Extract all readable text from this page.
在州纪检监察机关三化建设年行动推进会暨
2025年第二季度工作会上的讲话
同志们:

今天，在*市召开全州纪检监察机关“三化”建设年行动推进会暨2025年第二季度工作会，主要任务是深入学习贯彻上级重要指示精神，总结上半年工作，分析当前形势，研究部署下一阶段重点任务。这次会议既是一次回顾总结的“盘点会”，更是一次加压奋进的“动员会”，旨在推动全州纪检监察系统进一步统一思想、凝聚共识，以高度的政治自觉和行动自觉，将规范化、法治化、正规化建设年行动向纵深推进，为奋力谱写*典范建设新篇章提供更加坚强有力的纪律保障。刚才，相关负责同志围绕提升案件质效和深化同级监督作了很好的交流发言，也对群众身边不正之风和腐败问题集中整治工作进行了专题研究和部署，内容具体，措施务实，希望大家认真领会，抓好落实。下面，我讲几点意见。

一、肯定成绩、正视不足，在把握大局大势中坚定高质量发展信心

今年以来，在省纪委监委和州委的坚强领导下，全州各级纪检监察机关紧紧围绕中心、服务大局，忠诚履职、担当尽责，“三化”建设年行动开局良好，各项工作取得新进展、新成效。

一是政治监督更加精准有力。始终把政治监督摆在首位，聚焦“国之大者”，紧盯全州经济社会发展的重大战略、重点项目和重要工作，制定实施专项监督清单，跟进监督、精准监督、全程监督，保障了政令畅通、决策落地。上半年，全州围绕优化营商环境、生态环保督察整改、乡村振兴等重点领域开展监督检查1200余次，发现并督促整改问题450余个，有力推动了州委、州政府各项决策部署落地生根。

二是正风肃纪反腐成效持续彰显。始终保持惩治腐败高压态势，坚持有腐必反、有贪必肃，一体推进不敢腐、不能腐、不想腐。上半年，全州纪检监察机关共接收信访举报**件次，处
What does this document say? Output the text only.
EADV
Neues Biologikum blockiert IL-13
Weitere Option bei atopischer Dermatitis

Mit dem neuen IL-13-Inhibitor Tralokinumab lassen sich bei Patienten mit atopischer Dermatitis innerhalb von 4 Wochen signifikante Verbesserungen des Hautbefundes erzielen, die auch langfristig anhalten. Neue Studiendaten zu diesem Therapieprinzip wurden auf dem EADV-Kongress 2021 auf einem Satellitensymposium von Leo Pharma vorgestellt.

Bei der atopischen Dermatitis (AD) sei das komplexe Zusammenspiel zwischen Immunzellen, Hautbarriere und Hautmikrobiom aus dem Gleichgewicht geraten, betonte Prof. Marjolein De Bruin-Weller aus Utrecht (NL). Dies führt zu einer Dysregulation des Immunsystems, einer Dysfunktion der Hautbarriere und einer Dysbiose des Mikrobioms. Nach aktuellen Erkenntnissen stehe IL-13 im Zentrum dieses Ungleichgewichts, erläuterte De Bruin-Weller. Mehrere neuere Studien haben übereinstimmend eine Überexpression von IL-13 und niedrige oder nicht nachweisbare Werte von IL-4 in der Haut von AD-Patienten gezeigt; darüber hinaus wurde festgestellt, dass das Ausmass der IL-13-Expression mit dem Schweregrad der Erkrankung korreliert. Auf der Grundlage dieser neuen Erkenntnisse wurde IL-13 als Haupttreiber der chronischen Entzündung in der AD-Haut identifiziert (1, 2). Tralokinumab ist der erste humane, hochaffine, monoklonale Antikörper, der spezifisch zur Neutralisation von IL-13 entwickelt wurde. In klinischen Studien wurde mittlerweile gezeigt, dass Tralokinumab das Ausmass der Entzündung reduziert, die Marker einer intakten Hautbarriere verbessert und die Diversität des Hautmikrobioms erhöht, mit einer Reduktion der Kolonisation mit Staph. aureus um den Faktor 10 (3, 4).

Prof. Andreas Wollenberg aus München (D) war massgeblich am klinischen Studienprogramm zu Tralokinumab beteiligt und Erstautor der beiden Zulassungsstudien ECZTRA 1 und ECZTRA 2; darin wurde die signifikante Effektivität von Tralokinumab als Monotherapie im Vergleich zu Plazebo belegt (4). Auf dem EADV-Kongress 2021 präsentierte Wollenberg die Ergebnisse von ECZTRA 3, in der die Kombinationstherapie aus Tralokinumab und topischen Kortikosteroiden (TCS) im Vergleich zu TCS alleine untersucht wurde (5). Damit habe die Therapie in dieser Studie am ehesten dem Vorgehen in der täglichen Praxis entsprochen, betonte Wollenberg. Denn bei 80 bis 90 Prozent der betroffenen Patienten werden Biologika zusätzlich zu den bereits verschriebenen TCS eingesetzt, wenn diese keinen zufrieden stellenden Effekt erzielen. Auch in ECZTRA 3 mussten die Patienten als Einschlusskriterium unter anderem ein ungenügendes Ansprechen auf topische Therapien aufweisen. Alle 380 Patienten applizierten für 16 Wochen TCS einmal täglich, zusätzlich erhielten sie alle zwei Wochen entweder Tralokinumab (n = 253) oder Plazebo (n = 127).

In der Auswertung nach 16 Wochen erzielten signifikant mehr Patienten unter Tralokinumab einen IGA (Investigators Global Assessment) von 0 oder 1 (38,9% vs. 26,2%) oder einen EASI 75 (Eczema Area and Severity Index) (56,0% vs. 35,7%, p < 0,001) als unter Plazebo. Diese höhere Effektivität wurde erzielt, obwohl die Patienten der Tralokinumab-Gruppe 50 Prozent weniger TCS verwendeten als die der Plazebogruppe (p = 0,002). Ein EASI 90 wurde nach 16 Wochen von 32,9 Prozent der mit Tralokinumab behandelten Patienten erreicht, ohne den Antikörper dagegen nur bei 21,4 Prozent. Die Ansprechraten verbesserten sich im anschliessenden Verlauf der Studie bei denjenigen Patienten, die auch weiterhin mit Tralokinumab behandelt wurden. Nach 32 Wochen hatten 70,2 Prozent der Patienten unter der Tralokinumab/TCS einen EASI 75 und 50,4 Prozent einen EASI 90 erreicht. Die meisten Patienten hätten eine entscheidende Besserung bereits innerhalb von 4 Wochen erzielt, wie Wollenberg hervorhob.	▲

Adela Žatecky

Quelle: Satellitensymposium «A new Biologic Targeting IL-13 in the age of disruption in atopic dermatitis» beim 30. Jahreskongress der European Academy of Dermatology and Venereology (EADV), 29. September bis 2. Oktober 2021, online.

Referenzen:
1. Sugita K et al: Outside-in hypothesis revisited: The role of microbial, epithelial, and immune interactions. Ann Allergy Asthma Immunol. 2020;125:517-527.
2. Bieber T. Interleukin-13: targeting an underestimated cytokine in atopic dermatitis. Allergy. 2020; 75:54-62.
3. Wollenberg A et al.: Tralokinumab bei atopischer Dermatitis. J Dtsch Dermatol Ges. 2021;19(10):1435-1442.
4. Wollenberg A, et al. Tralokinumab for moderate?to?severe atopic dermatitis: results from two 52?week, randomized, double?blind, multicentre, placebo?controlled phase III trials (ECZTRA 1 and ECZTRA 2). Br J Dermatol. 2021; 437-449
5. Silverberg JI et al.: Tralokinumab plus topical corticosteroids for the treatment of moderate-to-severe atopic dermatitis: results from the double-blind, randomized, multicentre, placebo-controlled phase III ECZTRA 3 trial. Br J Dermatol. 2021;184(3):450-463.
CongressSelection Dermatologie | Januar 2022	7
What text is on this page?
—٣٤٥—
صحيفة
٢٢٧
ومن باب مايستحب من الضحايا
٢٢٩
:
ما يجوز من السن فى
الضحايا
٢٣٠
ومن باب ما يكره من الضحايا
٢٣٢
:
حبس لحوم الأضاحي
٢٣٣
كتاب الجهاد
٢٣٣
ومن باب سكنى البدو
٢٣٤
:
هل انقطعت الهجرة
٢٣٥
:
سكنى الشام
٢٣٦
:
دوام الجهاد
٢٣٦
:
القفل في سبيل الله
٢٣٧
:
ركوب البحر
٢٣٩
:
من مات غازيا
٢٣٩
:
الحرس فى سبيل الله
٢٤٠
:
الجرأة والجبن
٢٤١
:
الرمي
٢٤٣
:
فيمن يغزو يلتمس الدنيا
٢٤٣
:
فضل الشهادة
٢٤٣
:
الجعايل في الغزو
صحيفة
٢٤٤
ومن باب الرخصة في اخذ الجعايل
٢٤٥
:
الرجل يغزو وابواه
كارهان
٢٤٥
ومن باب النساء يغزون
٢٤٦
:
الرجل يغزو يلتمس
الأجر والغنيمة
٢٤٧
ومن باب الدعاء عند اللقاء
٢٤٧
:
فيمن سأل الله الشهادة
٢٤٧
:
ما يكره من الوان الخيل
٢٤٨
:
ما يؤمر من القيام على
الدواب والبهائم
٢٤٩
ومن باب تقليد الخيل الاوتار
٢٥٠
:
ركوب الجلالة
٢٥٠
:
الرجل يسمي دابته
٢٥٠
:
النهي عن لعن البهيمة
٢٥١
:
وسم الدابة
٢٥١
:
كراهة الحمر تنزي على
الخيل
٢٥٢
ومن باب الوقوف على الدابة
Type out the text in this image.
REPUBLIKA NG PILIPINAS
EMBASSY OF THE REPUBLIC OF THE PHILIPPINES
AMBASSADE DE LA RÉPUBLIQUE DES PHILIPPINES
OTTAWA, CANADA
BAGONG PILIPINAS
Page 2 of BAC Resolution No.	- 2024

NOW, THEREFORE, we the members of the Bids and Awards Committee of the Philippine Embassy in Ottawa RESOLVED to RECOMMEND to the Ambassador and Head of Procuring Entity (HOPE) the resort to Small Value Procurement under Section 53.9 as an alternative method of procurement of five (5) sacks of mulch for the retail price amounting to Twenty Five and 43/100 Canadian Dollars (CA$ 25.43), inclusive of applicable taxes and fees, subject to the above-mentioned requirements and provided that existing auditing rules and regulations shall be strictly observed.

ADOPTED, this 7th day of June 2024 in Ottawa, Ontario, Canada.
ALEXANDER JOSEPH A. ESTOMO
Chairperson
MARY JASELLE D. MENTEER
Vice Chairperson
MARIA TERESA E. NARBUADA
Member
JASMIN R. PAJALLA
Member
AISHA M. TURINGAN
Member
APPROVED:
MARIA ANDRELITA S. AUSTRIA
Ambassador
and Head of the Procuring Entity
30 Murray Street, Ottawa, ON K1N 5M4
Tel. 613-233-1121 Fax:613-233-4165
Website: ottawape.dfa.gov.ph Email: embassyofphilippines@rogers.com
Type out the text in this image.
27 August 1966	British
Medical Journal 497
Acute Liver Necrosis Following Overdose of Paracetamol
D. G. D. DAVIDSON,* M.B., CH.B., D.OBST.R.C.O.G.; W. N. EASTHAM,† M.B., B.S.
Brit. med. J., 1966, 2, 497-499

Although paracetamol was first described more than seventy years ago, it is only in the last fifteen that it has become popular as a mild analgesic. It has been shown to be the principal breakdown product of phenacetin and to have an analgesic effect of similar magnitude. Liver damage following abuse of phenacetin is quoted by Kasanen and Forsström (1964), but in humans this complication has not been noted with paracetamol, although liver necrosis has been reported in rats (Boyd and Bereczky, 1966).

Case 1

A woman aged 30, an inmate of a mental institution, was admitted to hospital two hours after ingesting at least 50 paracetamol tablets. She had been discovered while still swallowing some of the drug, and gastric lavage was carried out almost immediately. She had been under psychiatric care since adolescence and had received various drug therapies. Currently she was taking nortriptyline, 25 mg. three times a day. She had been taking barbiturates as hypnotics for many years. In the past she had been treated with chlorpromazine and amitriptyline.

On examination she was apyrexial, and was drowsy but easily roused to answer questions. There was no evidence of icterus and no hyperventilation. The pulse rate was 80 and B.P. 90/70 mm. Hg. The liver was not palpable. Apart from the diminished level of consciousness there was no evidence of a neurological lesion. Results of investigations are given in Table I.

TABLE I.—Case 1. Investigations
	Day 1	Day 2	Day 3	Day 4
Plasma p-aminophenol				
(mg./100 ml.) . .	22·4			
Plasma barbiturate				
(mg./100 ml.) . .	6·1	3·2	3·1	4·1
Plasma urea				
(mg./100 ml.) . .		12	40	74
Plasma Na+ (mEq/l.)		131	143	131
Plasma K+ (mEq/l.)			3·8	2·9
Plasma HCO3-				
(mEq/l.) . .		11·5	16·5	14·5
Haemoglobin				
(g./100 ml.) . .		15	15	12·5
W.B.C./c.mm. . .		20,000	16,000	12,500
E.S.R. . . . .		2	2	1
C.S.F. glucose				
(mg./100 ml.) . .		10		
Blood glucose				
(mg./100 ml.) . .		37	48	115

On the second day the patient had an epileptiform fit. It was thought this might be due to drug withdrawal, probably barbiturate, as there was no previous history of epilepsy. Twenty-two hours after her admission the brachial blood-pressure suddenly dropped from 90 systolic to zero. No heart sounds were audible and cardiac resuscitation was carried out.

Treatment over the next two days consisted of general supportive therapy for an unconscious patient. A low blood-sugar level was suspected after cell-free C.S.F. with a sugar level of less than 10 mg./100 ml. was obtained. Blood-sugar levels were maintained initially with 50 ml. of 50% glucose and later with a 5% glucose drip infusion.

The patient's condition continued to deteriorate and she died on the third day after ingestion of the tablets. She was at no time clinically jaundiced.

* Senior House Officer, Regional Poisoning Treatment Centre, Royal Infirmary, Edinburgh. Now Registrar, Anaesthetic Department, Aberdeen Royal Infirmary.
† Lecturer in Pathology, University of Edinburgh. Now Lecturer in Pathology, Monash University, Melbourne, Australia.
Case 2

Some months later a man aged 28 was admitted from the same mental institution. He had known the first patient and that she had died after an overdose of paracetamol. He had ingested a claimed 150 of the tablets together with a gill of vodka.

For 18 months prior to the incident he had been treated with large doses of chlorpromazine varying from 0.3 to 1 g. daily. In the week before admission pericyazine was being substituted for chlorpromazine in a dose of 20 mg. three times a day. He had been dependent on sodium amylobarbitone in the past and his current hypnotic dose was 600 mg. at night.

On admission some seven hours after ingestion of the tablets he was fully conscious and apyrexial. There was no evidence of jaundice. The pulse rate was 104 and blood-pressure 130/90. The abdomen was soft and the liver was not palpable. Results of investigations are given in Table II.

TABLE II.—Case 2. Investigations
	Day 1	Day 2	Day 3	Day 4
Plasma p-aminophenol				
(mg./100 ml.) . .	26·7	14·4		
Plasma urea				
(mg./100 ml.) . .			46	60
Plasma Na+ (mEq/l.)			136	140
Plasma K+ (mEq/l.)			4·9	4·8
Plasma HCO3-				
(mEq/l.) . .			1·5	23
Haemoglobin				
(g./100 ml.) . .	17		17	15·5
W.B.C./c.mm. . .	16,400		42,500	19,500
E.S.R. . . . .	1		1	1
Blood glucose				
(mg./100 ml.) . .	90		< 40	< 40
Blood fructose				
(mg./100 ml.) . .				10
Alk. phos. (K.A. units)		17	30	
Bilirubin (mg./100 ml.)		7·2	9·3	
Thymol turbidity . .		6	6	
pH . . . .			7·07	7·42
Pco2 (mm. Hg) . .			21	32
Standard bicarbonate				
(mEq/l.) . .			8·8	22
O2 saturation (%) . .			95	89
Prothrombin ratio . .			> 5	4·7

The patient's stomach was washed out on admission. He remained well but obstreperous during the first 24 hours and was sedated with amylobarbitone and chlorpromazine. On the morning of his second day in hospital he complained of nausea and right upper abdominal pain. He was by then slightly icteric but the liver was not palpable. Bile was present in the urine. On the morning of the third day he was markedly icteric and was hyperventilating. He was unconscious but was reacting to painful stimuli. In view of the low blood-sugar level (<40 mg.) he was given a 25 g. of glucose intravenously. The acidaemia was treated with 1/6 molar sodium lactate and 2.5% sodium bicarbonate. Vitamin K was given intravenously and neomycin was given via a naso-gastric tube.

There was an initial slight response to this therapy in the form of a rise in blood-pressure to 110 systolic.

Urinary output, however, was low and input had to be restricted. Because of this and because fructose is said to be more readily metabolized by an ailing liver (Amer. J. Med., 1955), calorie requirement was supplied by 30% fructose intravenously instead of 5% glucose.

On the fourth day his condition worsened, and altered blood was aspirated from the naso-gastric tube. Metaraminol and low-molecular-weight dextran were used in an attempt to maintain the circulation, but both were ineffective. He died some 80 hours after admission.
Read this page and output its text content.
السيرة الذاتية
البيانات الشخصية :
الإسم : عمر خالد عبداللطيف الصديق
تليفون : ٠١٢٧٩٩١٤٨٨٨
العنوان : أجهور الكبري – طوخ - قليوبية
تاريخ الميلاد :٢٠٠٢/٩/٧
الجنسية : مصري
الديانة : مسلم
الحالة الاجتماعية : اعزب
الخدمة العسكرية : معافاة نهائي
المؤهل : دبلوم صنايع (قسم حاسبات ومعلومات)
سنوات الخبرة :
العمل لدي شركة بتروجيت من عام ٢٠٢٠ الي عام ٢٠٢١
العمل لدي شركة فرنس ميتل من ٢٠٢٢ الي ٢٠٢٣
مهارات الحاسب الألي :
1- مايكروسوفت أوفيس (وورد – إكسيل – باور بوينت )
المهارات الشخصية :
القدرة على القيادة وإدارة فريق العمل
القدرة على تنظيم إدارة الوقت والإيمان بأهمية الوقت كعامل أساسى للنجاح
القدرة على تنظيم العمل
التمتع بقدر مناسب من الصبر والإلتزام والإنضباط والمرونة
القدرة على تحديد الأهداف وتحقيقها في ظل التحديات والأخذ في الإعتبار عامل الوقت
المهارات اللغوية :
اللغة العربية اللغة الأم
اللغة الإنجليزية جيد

= = = =

Lines containing the word "double" must all be returned from the material above.

| ANSWER BELOW |
4. Wollenberg A, et al. Tralokinumab for moderate?to?severe atopic dermatitis: results from two 52?week, randomized, double?blind, multicentre, placebo?controlled phase III trials (ECZTRA 1 and ECZTRA 2). Br J Dermatol. 2021; 437-449
5. Silverberg JI et al.: Tralokinumab plus topical corticosteroids for the treatment of moderate-to-severe atopic dermatitis: results from the double-blind, randomized, multicentre, placebo-controlled phase III ECZTRA 3 trial. Br J Dermatol. 2021;184(3):450-463.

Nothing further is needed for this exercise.